**Information shown**
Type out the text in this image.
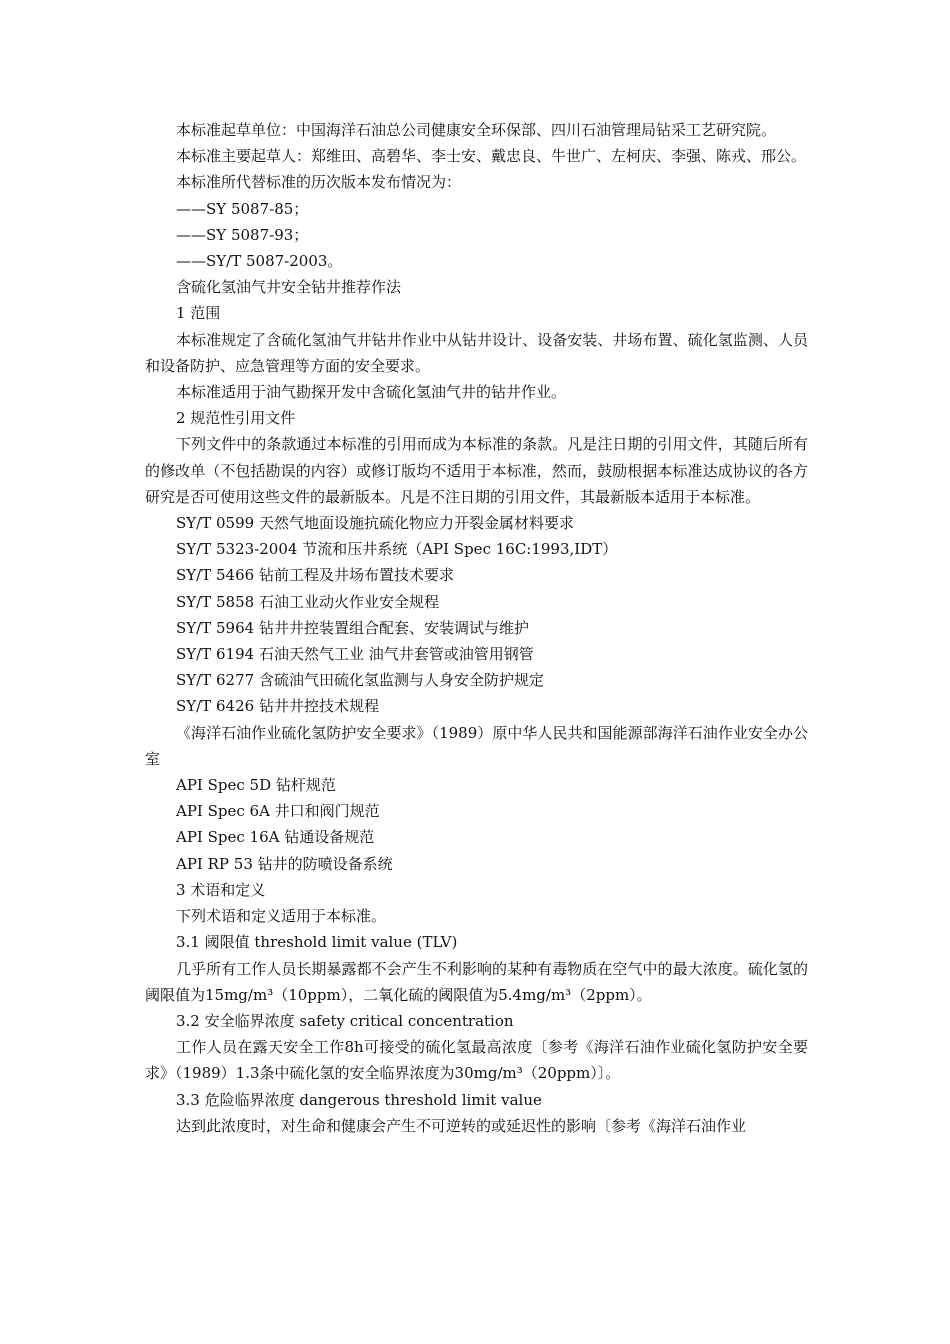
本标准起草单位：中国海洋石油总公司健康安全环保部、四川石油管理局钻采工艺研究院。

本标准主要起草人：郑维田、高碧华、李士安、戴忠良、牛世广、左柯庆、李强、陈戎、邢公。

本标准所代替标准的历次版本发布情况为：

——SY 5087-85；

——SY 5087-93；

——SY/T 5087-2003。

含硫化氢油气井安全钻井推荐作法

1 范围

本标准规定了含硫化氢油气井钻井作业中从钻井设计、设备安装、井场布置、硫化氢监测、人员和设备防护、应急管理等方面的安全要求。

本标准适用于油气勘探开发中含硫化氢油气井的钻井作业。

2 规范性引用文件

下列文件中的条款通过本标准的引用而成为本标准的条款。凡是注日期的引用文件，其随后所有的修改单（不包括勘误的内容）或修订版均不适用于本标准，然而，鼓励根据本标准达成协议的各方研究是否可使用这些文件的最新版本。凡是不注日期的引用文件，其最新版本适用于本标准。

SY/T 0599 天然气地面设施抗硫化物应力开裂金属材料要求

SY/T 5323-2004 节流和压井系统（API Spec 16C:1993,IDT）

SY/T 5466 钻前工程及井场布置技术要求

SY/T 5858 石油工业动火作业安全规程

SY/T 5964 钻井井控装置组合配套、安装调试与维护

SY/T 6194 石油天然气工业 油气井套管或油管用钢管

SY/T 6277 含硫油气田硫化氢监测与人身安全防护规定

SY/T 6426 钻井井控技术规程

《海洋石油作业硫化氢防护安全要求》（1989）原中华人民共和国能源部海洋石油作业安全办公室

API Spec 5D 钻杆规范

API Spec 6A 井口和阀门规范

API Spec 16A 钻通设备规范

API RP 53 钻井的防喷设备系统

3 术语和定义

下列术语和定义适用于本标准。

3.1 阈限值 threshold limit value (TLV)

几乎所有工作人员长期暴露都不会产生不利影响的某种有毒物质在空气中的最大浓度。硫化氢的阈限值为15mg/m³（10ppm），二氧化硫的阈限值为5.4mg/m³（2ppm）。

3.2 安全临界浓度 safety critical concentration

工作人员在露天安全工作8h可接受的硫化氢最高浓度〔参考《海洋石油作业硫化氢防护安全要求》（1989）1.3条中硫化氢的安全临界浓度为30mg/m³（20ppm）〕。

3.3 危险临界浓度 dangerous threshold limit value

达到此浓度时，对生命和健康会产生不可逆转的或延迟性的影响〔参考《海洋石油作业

**The request**
Return every line containing "limit".

**Output for this task**
3.1 阈限值 threshold limit value (TLV)
3.3 危险临界浓度 dangerous threshold limit value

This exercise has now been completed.